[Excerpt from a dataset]
○ ○ ○
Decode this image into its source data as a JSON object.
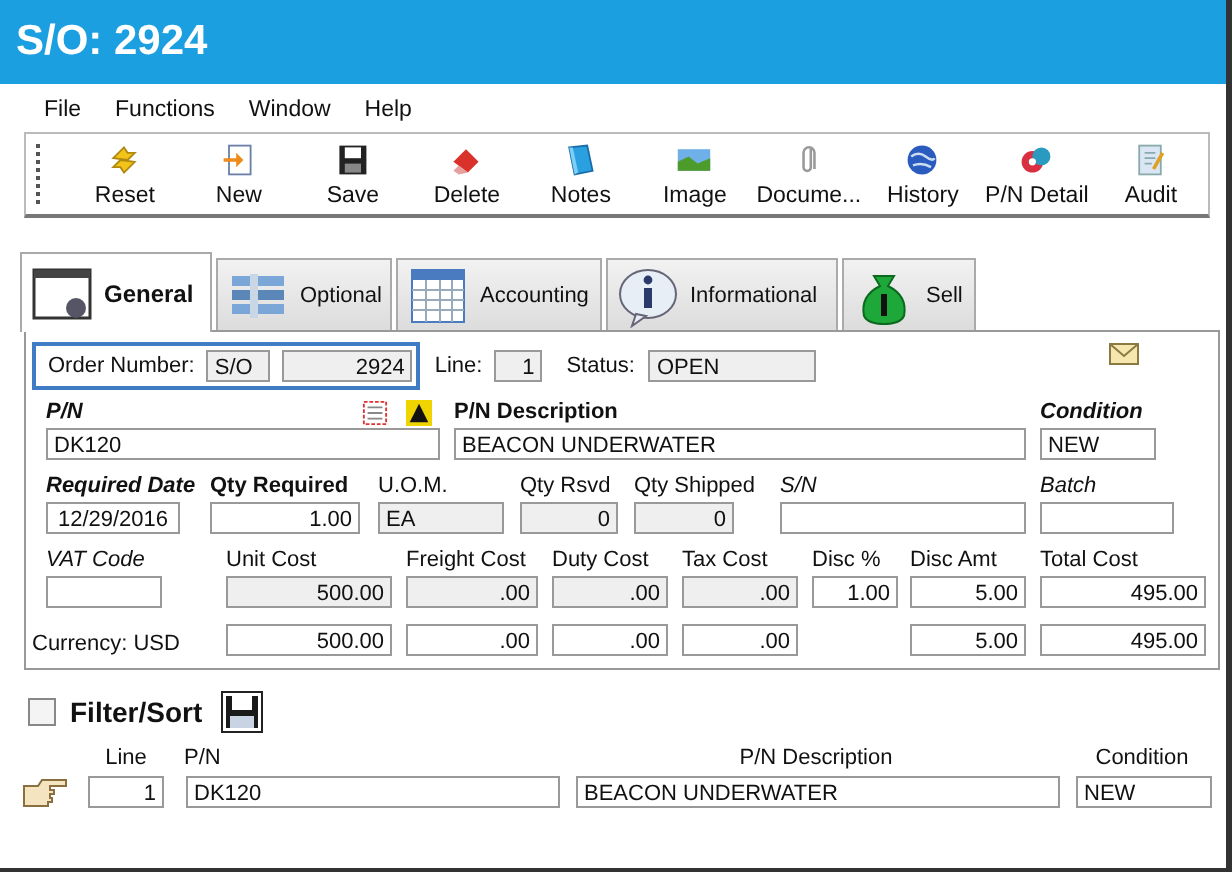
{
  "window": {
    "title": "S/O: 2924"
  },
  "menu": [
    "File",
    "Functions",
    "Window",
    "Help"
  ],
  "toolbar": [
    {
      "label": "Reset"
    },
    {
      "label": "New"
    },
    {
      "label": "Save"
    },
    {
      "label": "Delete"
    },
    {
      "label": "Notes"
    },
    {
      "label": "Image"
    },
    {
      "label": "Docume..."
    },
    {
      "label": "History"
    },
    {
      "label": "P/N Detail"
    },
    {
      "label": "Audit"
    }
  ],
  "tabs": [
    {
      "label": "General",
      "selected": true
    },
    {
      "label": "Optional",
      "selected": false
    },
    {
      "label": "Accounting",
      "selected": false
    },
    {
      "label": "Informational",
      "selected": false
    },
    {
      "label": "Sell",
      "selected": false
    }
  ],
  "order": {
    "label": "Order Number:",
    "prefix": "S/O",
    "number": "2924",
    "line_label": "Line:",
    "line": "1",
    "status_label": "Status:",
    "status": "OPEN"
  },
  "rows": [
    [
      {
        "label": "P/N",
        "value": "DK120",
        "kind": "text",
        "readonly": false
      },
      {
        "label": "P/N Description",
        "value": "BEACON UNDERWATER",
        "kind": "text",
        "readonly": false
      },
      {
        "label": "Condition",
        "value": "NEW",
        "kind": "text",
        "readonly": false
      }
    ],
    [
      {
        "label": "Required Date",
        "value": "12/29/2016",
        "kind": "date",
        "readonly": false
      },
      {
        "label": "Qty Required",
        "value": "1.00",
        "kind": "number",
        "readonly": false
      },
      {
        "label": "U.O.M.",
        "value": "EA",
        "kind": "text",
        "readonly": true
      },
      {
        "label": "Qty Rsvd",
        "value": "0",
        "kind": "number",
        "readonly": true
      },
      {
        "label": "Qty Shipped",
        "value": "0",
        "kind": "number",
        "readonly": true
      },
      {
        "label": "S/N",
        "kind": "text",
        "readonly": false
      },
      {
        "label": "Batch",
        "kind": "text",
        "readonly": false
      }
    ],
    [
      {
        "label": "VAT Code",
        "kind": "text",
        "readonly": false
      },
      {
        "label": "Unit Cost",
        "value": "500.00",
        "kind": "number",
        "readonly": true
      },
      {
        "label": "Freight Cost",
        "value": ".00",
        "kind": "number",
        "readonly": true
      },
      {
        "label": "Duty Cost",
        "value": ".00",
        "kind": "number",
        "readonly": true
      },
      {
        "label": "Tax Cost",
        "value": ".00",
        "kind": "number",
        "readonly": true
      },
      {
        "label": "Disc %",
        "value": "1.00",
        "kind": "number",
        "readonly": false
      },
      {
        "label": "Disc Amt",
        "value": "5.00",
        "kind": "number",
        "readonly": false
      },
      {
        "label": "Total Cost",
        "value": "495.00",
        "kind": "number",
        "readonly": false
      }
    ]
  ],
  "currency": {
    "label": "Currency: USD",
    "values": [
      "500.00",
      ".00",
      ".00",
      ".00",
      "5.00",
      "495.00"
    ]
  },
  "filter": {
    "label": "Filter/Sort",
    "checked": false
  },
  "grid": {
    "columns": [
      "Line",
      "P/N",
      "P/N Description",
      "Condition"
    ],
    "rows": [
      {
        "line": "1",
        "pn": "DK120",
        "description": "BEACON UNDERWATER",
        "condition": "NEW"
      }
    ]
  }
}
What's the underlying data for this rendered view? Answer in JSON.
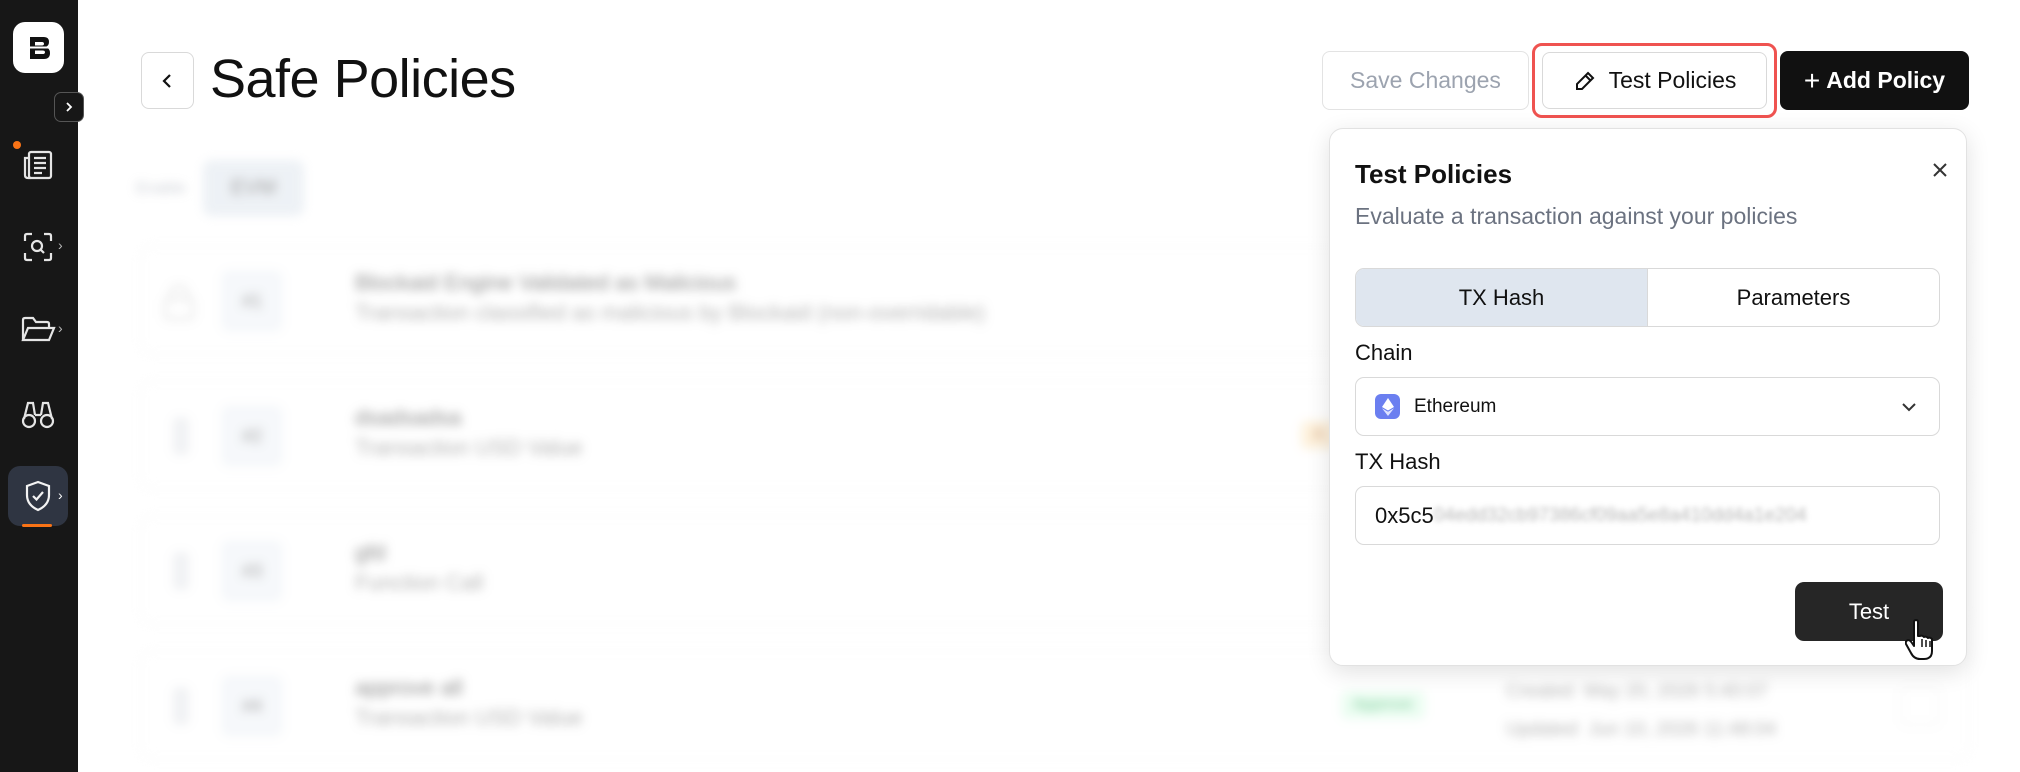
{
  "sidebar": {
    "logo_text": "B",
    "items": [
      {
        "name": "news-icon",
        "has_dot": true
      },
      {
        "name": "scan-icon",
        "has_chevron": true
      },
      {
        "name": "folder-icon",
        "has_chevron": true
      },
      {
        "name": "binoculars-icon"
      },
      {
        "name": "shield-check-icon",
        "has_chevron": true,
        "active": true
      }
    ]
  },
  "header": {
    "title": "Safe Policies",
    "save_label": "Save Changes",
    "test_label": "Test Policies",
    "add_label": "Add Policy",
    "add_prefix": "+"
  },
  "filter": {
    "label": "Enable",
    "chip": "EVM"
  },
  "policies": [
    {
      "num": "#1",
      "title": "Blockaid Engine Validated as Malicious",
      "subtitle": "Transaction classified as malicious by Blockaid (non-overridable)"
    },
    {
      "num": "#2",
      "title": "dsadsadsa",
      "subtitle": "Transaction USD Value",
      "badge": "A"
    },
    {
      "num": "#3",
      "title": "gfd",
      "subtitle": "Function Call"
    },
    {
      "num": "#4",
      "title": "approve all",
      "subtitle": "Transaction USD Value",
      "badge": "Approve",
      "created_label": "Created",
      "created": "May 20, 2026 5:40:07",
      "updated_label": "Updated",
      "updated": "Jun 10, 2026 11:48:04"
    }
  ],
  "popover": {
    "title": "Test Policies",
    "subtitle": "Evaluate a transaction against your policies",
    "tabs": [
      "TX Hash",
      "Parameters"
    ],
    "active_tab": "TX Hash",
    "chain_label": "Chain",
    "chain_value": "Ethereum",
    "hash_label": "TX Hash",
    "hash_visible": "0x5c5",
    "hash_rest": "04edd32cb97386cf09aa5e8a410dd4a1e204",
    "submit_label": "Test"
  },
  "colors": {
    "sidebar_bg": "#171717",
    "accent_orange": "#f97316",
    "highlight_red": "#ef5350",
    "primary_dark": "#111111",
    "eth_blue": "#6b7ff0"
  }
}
○ ○ ○
* **Given request**: Your task is to transcribe all of the records precisely, with no images included.

* **Result of the task**:
Decode this image into its source data as a JSON object.
{
  "window": {
    "title": "S/O: 2924"
  },
  "menu": [
    "File",
    "Functions",
    "Window",
    "Help"
  ],
  "toolbar": [
    {
      "label": "Reset"
    },
    {
      "label": "New"
    },
    {
      "label": "Save"
    },
    {
      "label": "Delete"
    },
    {
      "label": "Notes"
    },
    {
      "label": "Image"
    },
    {
      "label": "Docume..."
    },
    {
      "label": "History"
    },
    {
      "label": "P/N Detail"
    },
    {
      "label": "Audit"
    }
  ],
  "tabs": [
    {
      "label": "General",
      "selected": true
    },
    {
      "label": "Optional",
      "selected": false
    },
    {
      "label": "Accounting",
      "selected": false
    },
    {
      "label": "Informational",
      "selected": false
    },
    {
      "label": "Sell",
      "selected": false
    }
  ],
  "order": {
    "label": "Order Number:",
    "prefix": "S/O",
    "number": "2924",
    "line_label": "Line:",
    "line": "1",
    "status_label": "Status:",
    "status": "OPEN"
  },
  "rows": [
    [
      {
        "label": "P/N",
        "value": "DK120",
        "kind": "text",
        "readonly": false
      },
      {
        "label": "P/N Description",
        "value": "BEACON UNDERWATER",
        "kind": "text",
        "readonly": false
      },
      {
        "label": "Condition",
        "value": "NEW",
        "kind": "text",
        "readonly": false
      }
    ],
    [
      {
        "label": "Required Date",
        "value": "12/29/2016",
        "kind": "date",
        "readonly": false
      },
      {
        "label": "Qty Required",
        "value": "1.00",
        "kind": "number",
        "readonly": false
      },
      {
        "label": "U.O.M.",
        "value": "EA",
        "kind": "text",
        "readonly": true
      },
      {
        "label": "Qty Rsvd",
        "value": "0",
        "kind": "number",
        "readonly": true
      },
      {
        "label": "Qty Shipped",
        "value": "0",
        "kind": "number",
        "readonly": true
      },
      {
        "label": "S/N",
        "kind": "text",
        "readonly": false
      },
      {
        "label": "Batch",
        "kind": "text",
        "readonly": false
      }
    ],
    [
      {
        "label": "VAT Code",
        "kind": "text",
        "readonly": false
      },
      {
        "label": "Unit Cost",
        "value": "500.00",
        "kind": "number",
        "readonly": true
      },
      {
        "label": "Freight Cost",
        "value": ".00",
        "kind": "number",
        "readonly": true
      },
      {
        "label": "Duty Cost",
        "value": ".00",
        "kind": "number",
        "readonly": true
      },
      {
        "label": "Tax Cost",
        "value": ".00",
        "kind": "number",
        "readonly": true
      },
      {
        "label": "Disc %",
        "value": "1.00",
        "kind": "number",
        "readonly": false
      },
      {
        "label": "Disc Amt",
        "value": "5.00",
        "kind": "number",
        "readonly": false
      },
      {
        "label": "Total Cost",
        "value": "495.00",
        "kind": "number",
        "readonly": false
      }
    ]
  ],
  "currency": {
    "label": "Currency: USD",
    "values": [
      "500.00",
      ".00",
      ".00",
      ".00",
      "5.00",
      "495.00"
    ]
  },
  "filter": {
    "label": "Filter/Sort",
    "checked": false
  },
  "grid": {
    "columns": [
      "Line",
      "P/N",
      "P/N Description",
      "Condition"
    ],
    "rows": [
      {
        "line": "1",
        "pn": "DK120",
        "description": "BEACON UNDERWATER",
        "condition": "NEW"
      }
    ]
  }
}
What's the underlying data for this rendered view? Answer in JSON.
{
  "sidebar": {
    "logo_text": "B",
    "items": [
      {
        "name": "news-icon",
        "has_dot": true
      },
      {
        "name": "scan-icon",
        "has_chevron": true
      },
      {
        "name": "folder-icon",
        "has_chevron": true
      },
      {
        "name": "binoculars-icon"
      },
      {
        "name": "shield-check-icon",
        "has_chevron": true,
        "active": true
      }
    ]
  },
  "header": {
    "title": "Safe Policies",
    "save_label": "Save Changes",
    "test_label": "Test Policies",
    "add_label": "Add Policy",
    "add_prefix": "+"
  },
  "filter": {
    "label": "Enable",
    "chip": "EVM"
  },
  "policies": [
    {
      "num": "#1",
      "title": "Blockaid Engine Validated as Malicious",
      "subtitle": "Transaction classified as malicious by Blockaid (non-overridable)"
    },
    {
      "num": "#2",
      "title": "dsadsadsa",
      "subtitle": "Transaction USD Value",
      "badge": "A"
    },
    {
      "num": "#3",
      "title": "gfd",
      "subtitle": "Function Call"
    },
    {
      "num": "#4",
      "title": "approve all",
      "subtitle": "Transaction USD Value",
      "badge": "Approve",
      "created_label": "Created",
      "created": "May 20, 2026 5:40:07",
      "updated_label": "Updated",
      "updated": "Jun 10, 2026 11:48:04"
    }
  ],
  "popover": {
    "title": "Test Policies",
    "subtitle": "Evaluate a transaction against your policies",
    "tabs": [
      "TX Hash",
      "Parameters"
    ],
    "active_tab": "TX Hash",
    "chain_label": "Chain",
    "chain_value": "Ethereum",
    "hash_label": "TX Hash",
    "hash_visible": "0x5c5",
    "hash_rest": "04edd32cb97386cf09aa5e8a410dd4a1e204",
    "submit_label": "Test"
  },
  "colors": {
    "sidebar_bg": "#171717",
    "accent_orange": "#f97316",
    "highlight_red": "#ef5350",
    "primary_dark": "#111111",
    "eth_blue": "#6b7ff0"
  }
}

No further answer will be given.